## Begin SUPPLIED INFORMATION
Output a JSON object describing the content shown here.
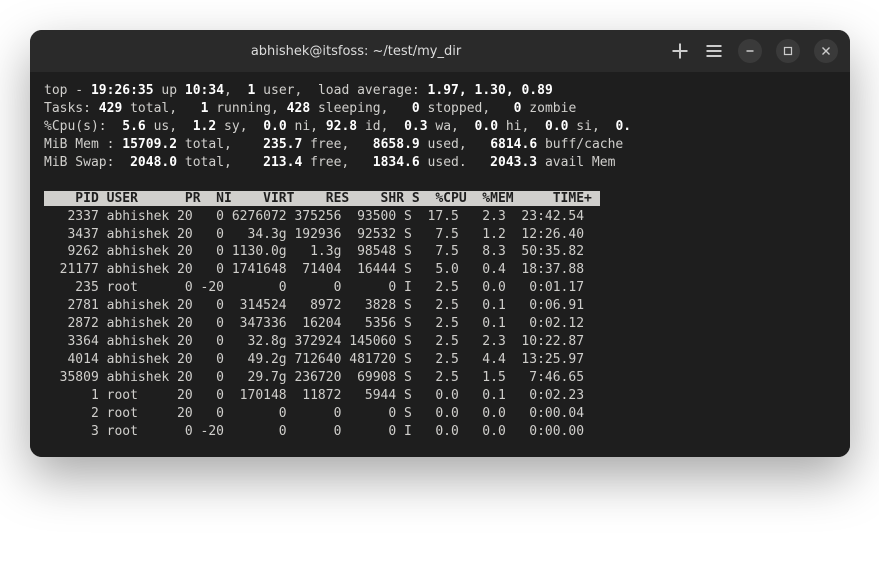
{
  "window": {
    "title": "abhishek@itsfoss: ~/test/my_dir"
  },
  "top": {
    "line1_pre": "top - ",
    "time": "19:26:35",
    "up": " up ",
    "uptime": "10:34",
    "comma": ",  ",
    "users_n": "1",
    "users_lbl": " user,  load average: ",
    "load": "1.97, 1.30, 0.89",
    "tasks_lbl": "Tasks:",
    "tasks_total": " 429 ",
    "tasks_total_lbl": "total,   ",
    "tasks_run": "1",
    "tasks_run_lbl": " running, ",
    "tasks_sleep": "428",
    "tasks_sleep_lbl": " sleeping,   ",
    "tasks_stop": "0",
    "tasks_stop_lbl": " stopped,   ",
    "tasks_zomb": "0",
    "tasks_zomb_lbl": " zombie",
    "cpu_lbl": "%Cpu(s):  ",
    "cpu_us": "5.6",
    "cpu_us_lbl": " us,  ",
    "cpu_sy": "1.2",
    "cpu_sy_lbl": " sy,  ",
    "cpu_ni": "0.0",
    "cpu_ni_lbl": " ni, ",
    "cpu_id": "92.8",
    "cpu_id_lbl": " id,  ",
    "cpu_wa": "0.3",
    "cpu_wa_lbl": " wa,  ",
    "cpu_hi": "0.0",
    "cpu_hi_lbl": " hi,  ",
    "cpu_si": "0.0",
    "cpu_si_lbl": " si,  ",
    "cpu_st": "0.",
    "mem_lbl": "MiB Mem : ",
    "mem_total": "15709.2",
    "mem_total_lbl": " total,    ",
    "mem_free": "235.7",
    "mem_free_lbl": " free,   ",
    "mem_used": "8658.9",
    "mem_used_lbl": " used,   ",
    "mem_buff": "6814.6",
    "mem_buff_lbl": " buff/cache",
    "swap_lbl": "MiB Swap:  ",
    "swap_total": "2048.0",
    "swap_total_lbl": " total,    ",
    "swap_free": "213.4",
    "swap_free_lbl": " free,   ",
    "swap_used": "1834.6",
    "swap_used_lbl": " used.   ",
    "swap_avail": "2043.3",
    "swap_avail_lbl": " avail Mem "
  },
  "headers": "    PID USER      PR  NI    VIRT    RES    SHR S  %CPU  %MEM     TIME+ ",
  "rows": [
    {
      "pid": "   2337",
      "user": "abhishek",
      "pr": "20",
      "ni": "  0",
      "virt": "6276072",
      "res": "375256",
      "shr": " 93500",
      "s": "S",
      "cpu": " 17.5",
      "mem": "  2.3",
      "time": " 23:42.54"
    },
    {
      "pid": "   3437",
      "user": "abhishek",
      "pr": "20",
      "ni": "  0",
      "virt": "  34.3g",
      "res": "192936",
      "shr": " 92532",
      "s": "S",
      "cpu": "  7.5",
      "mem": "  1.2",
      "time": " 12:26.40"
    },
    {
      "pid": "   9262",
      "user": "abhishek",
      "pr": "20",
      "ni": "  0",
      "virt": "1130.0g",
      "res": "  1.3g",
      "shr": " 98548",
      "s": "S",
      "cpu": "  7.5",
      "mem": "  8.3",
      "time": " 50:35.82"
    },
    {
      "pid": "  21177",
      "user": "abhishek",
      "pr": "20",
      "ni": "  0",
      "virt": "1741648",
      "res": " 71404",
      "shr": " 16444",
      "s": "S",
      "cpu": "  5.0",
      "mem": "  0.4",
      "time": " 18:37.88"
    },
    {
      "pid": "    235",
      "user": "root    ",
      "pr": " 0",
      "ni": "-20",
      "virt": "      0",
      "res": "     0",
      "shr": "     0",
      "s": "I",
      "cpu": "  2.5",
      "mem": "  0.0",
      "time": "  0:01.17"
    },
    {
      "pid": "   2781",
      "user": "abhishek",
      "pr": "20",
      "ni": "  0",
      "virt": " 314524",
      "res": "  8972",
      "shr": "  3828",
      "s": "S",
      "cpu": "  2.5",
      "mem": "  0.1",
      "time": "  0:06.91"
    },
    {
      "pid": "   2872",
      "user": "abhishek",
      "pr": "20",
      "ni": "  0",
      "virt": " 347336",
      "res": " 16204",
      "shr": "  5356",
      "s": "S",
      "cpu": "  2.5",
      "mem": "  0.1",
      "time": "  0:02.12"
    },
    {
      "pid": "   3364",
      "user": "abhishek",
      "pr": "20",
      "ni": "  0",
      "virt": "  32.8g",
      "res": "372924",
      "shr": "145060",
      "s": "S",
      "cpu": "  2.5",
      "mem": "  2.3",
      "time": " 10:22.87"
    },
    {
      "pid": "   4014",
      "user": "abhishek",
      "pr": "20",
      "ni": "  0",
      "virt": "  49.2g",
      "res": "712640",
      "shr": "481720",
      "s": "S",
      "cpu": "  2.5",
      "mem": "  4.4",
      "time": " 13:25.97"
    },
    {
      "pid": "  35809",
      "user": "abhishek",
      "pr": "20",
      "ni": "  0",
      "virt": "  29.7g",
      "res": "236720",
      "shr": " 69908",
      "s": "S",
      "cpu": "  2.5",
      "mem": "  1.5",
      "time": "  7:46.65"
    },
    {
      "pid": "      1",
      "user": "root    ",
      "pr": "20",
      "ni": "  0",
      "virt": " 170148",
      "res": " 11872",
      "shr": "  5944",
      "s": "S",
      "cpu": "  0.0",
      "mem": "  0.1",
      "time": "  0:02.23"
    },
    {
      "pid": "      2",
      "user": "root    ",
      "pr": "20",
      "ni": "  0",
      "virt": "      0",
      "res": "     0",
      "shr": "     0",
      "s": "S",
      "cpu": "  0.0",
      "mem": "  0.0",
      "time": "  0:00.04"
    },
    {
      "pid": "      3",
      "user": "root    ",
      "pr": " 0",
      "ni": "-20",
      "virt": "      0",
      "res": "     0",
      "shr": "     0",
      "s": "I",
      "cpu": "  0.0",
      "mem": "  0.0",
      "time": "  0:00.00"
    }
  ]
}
## End SUPPLIED INFORMATION
■ AIM OF THE TASK
Give back the whole listing as it stands, minus its pictures.

■ TASK RESULT
Output a JSON object describing the content shown here.
{
  "window": {
    "title": "abhishek@itsfoss: ~/test/my_dir"
  },
  "top": {
    "line1_pre": "top - ",
    "time": "19:26:35",
    "up": " up ",
    "uptime": "10:34",
    "comma": ",  ",
    "users_n": "1",
    "users_lbl": " user,  load average: ",
    "load": "1.97, 1.30, 0.89",
    "tasks_lbl": "Tasks:",
    "tasks_total": " 429 ",
    "tasks_total_lbl": "total,   ",
    "tasks_run": "1",
    "tasks_run_lbl": " running, ",
    "tasks_sleep": "428",
    "tasks_sleep_lbl": " sleeping,   ",
    "tasks_stop": "0",
    "tasks_stop_lbl": " stopped,   ",
    "tasks_zomb": "0",
    "tasks_zomb_lbl": " zombie",
    "cpu_lbl": "%Cpu(s):  ",
    "cpu_us": "5.6",
    "cpu_us_lbl": " us,  ",
    "cpu_sy": "1.2",
    "cpu_sy_lbl": " sy,  ",
    "cpu_ni": "0.0",
    "cpu_ni_lbl": " ni, ",
    "cpu_id": "92.8",
    "cpu_id_lbl": " id,  ",
    "cpu_wa": "0.3",
    "cpu_wa_lbl": " wa,  ",
    "cpu_hi": "0.0",
    "cpu_hi_lbl": " hi,  ",
    "cpu_si": "0.0",
    "cpu_si_lbl": " si,  ",
    "cpu_st": "0.",
    "mem_lbl": "MiB Mem : ",
    "mem_total": "15709.2",
    "mem_total_lbl": " total,    ",
    "mem_free": "235.7",
    "mem_free_lbl": " free,   ",
    "mem_used": "8658.9",
    "mem_used_lbl": " used,   ",
    "mem_buff": "6814.6",
    "mem_buff_lbl": " buff/cache",
    "swap_lbl": "MiB Swap:  ",
    "swap_total": "2048.0",
    "swap_total_lbl": " total,    ",
    "swap_free": "213.4",
    "swap_free_lbl": " free,   ",
    "swap_used": "1834.6",
    "swap_used_lbl": " used.   ",
    "swap_avail": "2043.3",
    "swap_avail_lbl": " avail Mem "
  },
  "headers": "    PID USER      PR  NI    VIRT    RES    SHR S  %CPU  %MEM     TIME+ ",
  "rows": [
    {
      "pid": "   2337",
      "user": "abhishek",
      "pr": "20",
      "ni": "  0",
      "virt": "6276072",
      "res": "375256",
      "shr": " 93500",
      "s": "S",
      "cpu": " 17.5",
      "mem": "  2.3",
      "time": " 23:42.54"
    },
    {
      "pid": "   3437",
      "user": "abhishek",
      "pr": "20",
      "ni": "  0",
      "virt": "  34.3g",
      "res": "192936",
      "shr": " 92532",
      "s": "S",
      "cpu": "  7.5",
      "mem": "  1.2",
      "time": " 12:26.40"
    },
    {
      "pid": "   9262",
      "user": "abhishek",
      "pr": "20",
      "ni": "  0",
      "virt": "1130.0g",
      "res": "  1.3g",
      "shr": " 98548",
      "s": "S",
      "cpu": "  7.5",
      "mem": "  8.3",
      "time": " 50:35.82"
    },
    {
      "pid": "  21177",
      "user": "abhishek",
      "pr": "20",
      "ni": "  0",
      "virt": "1741648",
      "res": " 71404",
      "shr": " 16444",
      "s": "S",
      "cpu": "  5.0",
      "mem": "  0.4",
      "time": " 18:37.88"
    },
    {
      "pid": "    235",
      "user": "root    ",
      "pr": " 0",
      "ni": "-20",
      "virt": "      0",
      "res": "     0",
      "shr": "     0",
      "s": "I",
      "cpu": "  2.5",
      "mem": "  0.0",
      "time": "  0:01.17"
    },
    {
      "pid": "   2781",
      "user": "abhishek",
      "pr": "20",
      "ni": "  0",
      "virt": " 314524",
      "res": "  8972",
      "shr": "  3828",
      "s": "S",
      "cpu": "  2.5",
      "mem": "  0.1",
      "time": "  0:06.91"
    },
    {
      "pid": "   2872",
      "user": "abhishek",
      "pr": "20",
      "ni": "  0",
      "virt": " 347336",
      "res": " 16204",
      "shr": "  5356",
      "s": "S",
      "cpu": "  2.5",
      "mem": "  0.1",
      "time": "  0:02.12"
    },
    {
      "pid": "   3364",
      "user": "abhishek",
      "pr": "20",
      "ni": "  0",
      "virt": "  32.8g",
      "res": "372924",
      "shr": "145060",
      "s": "S",
      "cpu": "  2.5",
      "mem": "  2.3",
      "time": " 10:22.87"
    },
    {
      "pid": "   4014",
      "user": "abhishek",
      "pr": "20",
      "ni": "  0",
      "virt": "  49.2g",
      "res": "712640",
      "shr": "481720",
      "s": "S",
      "cpu": "  2.5",
      "mem": "  4.4",
      "time": " 13:25.97"
    },
    {
      "pid": "  35809",
      "user": "abhishek",
      "pr": "20",
      "ni": "  0",
      "virt": "  29.7g",
      "res": "236720",
      "shr": " 69908",
      "s": "S",
      "cpu": "  2.5",
      "mem": "  1.5",
      "time": "  7:46.65"
    },
    {
      "pid": "      1",
      "user": "root    ",
      "pr": "20",
      "ni": "  0",
      "virt": " 170148",
      "res": " 11872",
      "shr": "  5944",
      "s": "S",
      "cpu": "  0.0",
      "mem": "  0.1",
      "time": "  0:02.23"
    },
    {
      "pid": "      2",
      "user": "root    ",
      "pr": "20",
      "ni": "  0",
      "virt": "      0",
      "res": "     0",
      "shr": "     0",
      "s": "S",
      "cpu": "  0.0",
      "mem": "  0.0",
      "time": "  0:00.04"
    },
    {
      "pid": "      3",
      "user": "root    ",
      "pr": " 0",
      "ni": "-20",
      "virt": "      0",
      "res": "     0",
      "shr": "     0",
      "s": "I",
      "cpu": "  0.0",
      "mem": "  0.0",
      "time": "  0:00.00"
    }
  ]
}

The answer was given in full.